start WORKING DATA

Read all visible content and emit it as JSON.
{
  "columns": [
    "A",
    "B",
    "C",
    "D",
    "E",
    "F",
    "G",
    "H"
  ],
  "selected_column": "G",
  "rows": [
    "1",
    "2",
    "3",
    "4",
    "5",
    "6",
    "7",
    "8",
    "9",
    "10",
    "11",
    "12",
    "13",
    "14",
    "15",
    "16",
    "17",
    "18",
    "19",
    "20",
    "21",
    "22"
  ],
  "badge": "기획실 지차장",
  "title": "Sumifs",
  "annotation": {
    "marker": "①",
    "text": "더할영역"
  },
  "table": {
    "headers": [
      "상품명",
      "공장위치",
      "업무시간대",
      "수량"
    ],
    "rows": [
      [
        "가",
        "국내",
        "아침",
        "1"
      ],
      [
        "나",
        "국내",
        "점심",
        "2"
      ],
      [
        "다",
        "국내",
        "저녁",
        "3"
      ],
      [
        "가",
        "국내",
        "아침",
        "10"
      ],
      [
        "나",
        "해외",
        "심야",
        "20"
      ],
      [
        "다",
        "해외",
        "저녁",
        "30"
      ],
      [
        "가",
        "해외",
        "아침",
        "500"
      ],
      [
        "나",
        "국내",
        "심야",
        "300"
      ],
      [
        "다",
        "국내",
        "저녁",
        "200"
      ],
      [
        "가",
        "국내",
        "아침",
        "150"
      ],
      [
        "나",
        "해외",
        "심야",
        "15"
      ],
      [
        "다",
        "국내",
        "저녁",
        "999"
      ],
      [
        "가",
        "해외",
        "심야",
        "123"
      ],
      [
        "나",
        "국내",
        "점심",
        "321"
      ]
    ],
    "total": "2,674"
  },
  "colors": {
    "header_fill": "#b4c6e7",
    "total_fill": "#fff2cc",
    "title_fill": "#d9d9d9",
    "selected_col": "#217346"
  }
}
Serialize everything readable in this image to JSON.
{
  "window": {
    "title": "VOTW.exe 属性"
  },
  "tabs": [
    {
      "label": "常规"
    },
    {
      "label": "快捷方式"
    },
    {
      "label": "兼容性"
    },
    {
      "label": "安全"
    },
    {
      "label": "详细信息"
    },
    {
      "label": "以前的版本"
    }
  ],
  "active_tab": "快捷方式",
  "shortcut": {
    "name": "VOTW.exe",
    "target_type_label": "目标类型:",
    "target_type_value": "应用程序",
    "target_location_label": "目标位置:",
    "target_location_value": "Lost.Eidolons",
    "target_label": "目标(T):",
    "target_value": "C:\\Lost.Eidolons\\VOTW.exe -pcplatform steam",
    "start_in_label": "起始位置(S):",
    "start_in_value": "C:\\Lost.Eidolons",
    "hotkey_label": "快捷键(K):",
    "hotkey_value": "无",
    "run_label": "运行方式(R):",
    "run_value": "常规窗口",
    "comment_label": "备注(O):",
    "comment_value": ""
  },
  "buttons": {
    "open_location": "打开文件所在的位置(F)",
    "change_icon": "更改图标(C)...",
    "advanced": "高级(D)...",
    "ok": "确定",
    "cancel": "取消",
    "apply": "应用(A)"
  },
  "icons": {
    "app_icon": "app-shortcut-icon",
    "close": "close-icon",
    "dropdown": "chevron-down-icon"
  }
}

end WORKING DATA

**DIRECTIONS FOR THIS TASK**
Starting with the line that contains "Serialize everything readable", output every line through the end of the listing above, unchanged.

**SOLUTION TO THE PROBLEM**
Serialize everything readable in this image to JSON.
{
  "window": {
    "title": "VOTW.exe 属性"
  },
  "tabs": [
    {
      "label": "常规"
    },
    {
      "label": "快捷方式"
    },
    {
      "label": "兼容性"
    },
    {
      "label": "安全"
    },
    {
      "label": "详细信息"
    },
    {
      "label": "以前的版本"
    }
  ],
  "active_tab": "快捷方式",
  "shortcut": {
    "name": "VOTW.exe",
    "target_type_label": "目标类型:",
    "target_type_value": "应用程序",
    "target_location_label": "目标位置:",
    "target_location_value": "Lost.Eidolons",
    "target_label": "目标(T):",
    "target_value": "C:\\Lost.Eidolons\\VOTW.exe -pcplatform steam",
    "start_in_label": "起始位置(S):",
    "start_in_value": "C:\\Lost.Eidolons",
    "hotkey_label": "快捷键(K):",
    "hotkey_value": "无",
    "run_label": "运行方式(R):",
    "run_value": "常规窗口",
    "comment_label": "备注(O):",
    "comment_value": ""
  },
  "buttons": {
    "open_location": "打开文件所在的位置(F)",
    "change_icon": "更改图标(C)...",
    "advanced": "高级(D)...",
    "ok": "确定",
    "cancel": "取消",
    "apply": "应用(A)"
  },
  "icons": {
    "app_icon": "app-shortcut-icon",
    "close": "close-icon",
    "dropdown": "chevron-down-icon"
  }
}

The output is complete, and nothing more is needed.